[Source records]

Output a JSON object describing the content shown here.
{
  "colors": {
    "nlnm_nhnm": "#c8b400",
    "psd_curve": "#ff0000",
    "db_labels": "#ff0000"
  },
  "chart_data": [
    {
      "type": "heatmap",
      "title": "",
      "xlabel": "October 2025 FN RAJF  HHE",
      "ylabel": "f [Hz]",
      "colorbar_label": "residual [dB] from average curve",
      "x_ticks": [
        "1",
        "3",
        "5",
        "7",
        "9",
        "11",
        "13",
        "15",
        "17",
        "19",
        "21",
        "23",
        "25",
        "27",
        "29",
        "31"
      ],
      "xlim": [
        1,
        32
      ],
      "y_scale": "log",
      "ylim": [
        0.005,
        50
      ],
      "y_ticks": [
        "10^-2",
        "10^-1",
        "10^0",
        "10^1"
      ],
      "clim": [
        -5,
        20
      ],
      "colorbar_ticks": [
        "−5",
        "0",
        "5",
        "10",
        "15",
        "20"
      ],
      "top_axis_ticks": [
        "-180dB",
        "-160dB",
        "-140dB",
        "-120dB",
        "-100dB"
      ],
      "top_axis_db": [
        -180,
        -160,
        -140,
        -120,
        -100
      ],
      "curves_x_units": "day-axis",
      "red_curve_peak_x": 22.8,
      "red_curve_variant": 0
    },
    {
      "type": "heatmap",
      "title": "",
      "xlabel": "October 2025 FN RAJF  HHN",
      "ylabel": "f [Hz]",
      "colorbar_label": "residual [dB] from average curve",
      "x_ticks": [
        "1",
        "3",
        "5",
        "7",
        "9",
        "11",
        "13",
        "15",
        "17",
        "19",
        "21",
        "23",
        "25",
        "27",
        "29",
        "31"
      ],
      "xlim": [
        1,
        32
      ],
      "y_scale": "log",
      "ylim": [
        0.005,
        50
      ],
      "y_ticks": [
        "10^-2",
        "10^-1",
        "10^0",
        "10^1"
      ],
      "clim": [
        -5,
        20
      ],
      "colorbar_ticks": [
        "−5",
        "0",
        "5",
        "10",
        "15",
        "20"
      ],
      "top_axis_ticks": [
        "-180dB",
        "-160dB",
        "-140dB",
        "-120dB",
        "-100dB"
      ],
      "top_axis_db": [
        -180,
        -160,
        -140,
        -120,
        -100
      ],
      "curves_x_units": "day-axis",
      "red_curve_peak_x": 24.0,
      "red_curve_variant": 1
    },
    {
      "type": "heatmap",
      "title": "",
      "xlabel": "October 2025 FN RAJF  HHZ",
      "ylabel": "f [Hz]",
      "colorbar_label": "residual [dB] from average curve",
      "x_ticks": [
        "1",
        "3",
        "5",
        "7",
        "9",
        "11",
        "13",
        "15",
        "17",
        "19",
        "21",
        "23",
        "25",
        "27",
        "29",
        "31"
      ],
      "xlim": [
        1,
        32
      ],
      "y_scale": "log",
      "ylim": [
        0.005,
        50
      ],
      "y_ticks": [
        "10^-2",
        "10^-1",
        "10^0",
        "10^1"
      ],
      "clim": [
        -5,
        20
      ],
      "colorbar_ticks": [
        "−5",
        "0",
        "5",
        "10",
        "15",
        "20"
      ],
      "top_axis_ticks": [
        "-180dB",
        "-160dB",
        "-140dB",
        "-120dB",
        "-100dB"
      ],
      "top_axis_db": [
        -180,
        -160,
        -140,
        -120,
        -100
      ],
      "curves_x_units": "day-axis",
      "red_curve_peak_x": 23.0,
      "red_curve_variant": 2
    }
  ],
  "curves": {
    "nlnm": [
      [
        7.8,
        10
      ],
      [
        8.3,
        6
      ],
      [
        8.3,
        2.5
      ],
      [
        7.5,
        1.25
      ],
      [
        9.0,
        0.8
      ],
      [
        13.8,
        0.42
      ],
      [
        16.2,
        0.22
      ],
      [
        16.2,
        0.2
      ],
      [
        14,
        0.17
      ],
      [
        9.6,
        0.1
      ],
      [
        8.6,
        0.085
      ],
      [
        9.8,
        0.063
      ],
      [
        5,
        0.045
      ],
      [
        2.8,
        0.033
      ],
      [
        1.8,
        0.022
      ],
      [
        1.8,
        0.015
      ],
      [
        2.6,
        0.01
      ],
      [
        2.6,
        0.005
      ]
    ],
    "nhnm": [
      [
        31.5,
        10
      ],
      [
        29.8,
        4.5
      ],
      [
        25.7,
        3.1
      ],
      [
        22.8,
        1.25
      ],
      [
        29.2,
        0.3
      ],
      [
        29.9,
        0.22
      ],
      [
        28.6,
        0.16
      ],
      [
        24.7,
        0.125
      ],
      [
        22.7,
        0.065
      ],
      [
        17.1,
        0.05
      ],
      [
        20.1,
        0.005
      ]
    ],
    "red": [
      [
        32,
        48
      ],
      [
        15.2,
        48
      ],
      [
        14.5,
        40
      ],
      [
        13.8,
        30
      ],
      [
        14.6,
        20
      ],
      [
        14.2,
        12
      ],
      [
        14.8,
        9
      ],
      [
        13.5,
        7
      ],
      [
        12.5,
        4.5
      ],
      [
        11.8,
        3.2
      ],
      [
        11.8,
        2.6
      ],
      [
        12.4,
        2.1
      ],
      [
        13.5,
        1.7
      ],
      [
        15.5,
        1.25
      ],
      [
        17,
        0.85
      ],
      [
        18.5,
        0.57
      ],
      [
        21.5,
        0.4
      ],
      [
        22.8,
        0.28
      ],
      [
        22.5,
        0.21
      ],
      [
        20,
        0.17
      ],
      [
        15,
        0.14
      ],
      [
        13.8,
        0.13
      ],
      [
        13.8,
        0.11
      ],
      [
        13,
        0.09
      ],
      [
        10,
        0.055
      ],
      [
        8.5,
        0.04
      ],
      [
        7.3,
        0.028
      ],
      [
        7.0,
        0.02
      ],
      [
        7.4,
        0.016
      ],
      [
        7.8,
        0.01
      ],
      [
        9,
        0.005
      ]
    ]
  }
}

_WHAT IS ASKED:_
Word for word, restate all of the data shown above.

_OUTPUT FOR THIS EXERCISE:_
Output a JSON object describing the content shown here.
{
  "colors": {
    "nlnm_nhnm": "#c8b400",
    "psd_curve": "#ff0000",
    "db_labels": "#ff0000"
  },
  "chart_data": [
    {
      "type": "heatmap",
      "title": "",
      "xlabel": "October 2025 FN RAJF  HHE",
      "ylabel": "f [Hz]",
      "colorbar_label": "residual [dB] from average curve",
      "x_ticks": [
        "1",
        "3",
        "5",
        "7",
        "9",
        "11",
        "13",
        "15",
        "17",
        "19",
        "21",
        "23",
        "25",
        "27",
        "29",
        "31"
      ],
      "xlim": [
        1,
        32
      ],
      "y_scale": "log",
      "ylim": [
        0.005,
        50
      ],
      "y_ticks": [
        "10^-2",
        "10^-1",
        "10^0",
        "10^1"
      ],
      "clim": [
        -5,
        20
      ],
      "colorbar_ticks": [
        "−5",
        "0",
        "5",
        "10",
        "15",
        "20"
      ],
      "top_axis_ticks": [
        "-180dB",
        "-160dB",
        "-140dB",
        "-120dB",
        "-100dB"
      ],
      "top_axis_db": [
        -180,
        -160,
        -140,
        -120,
        -100
      ],
      "curves_x_units": "day-axis",
      "red_curve_peak_x": 22.8,
      "red_curve_variant": 0
    },
    {
      "type": "heatmap",
      "title": "",
      "xlabel": "October 2025 FN RAJF  HHN",
      "ylabel": "f [Hz]",
      "colorbar_label": "residual [dB] from average curve",
      "x_ticks": [
        "1",
        "3",
        "5",
        "7",
        "9",
        "11",
        "13",
        "15",
        "17",
        "19",
        "21",
        "23",
        "25",
        "27",
        "29",
        "31"
      ],
      "xlim": [
        1,
        32
      ],
      "y_scale": "log",
      "ylim": [
        0.005,
        50
      ],
      "y_ticks": [
        "10^-2",
        "10^-1",
        "10^0",
        "10^1"
      ],
      "clim": [
        -5,
        20
      ],
      "colorbar_ticks": [
        "−5",
        "0",
        "5",
        "10",
        "15",
        "20"
      ],
      "top_axis_ticks": [
        "-180dB",
        "-160dB",
        "-140dB",
        "-120dB",
        "-100dB"
      ],
      "top_axis_db": [
        -180,
        -160,
        -140,
        -120,
        -100
      ],
      "curves_x_units": "day-axis",
      "red_curve_peak_x": 24.0,
      "red_curve_variant": 1
    },
    {
      "type": "heatmap",
      "title": "",
      "xlabel": "October 2025 FN RAJF  HHZ",
      "ylabel": "f [Hz]",
      "colorbar_label": "residual [dB] from average curve",
      "x_ticks": [
        "1",
        "3",
        "5",
        "7",
        "9",
        "11",
        "13",
        "15",
        "17",
        "19",
        "21",
        "23",
        "25",
        "27",
        "29",
        "31"
      ],
      "xlim": [
        1,
        32
      ],
      "y_scale": "log",
      "ylim": [
        0.005,
        50
      ],
      "y_ticks": [
        "10^-2",
        "10^-1",
        "10^0",
        "10^1"
      ],
      "clim": [
        -5,
        20
      ],
      "colorbar_ticks": [
        "−5",
        "0",
        "5",
        "10",
        "15",
        "20"
      ],
      "top_axis_ticks": [
        "-180dB",
        "-160dB",
        "-140dB",
        "-120dB",
        "-100dB"
      ],
      "top_axis_db": [
        -180,
        -160,
        -140,
        -120,
        -100
      ],
      "curves_x_units": "day-axis",
      "red_curve_peak_x": 23.0,
      "red_curve_variant": 2
    }
  ],
  "curves": {
    "nlnm": [
      [
        7.8,
        10
      ],
      [
        8.3,
        6
      ],
      [
        8.3,
        2.5
      ],
      [
        7.5,
        1.25
      ],
      [
        9.0,
        0.8
      ],
      [
        13.8,
        0.42
      ],
      [
        16.2,
        0.22
      ],
      [
        16.2,
        0.2
      ],
      [
        14,
        0.17
      ],
      [
        9.6,
        0.1
      ],
      [
        8.6,
        0.085
      ],
      [
        9.8,
        0.063
      ],
      [
        5,
        0.045
      ],
      [
        2.8,
        0.033
      ],
      [
        1.8,
        0.022
      ],
      [
        1.8,
        0.015
      ],
      [
        2.6,
        0.01
      ],
      [
        2.6,
        0.005
      ]
    ],
    "nhnm": [
      [
        31.5,
        10
      ],
      [
        29.8,
        4.5
      ],
      [
        25.7,
        3.1
      ],
      [
        22.8,
        1.25
      ],
      [
        29.2,
        0.3
      ],
      [
        29.9,
        0.22
      ],
      [
        28.6,
        0.16
      ],
      [
        24.7,
        0.125
      ],
      [
        22.7,
        0.065
      ],
      [
        17.1,
        0.05
      ],
      [
        20.1,
        0.005
      ]
    ],
    "red": [
      [
        32,
        48
      ],
      [
        15.2,
        48
      ],
      [
        14.5,
        40
      ],
      [
        13.8,
        30
      ],
      [
        14.6,
        20
      ],
      [
        14.2,
        12
      ],
      [
        14.8,
        9
      ],
      [
        13.5,
        7
      ],
      [
        12.5,
        4.5
      ],
      [
        11.8,
        3.2
      ],
      [
        11.8,
        2.6
      ],
      [
        12.4,
        2.1
      ],
      [
        13.5,
        1.7
      ],
      [
        15.5,
        1.25
      ],
      [
        17,
        0.85
      ],
      [
        18.5,
        0.57
      ],
      [
        21.5,
        0.4
      ],
      [
        22.8,
        0.28
      ],
      [
        22.5,
        0.21
      ],
      [
        20,
        0.17
      ],
      [
        15,
        0.14
      ],
      [
        13.8,
        0.13
      ],
      [
        13.8,
        0.11
      ],
      [
        13,
        0.09
      ],
      [
        10,
        0.055
      ],
      [
        8.5,
        0.04
      ],
      [
        7.3,
        0.028
      ],
      [
        7.0,
        0.02
      ],
      [
        7.4,
        0.016
      ],
      [
        7.8,
        0.01
      ],
      [
        9,
        0.005
      ]
    ]
  }
}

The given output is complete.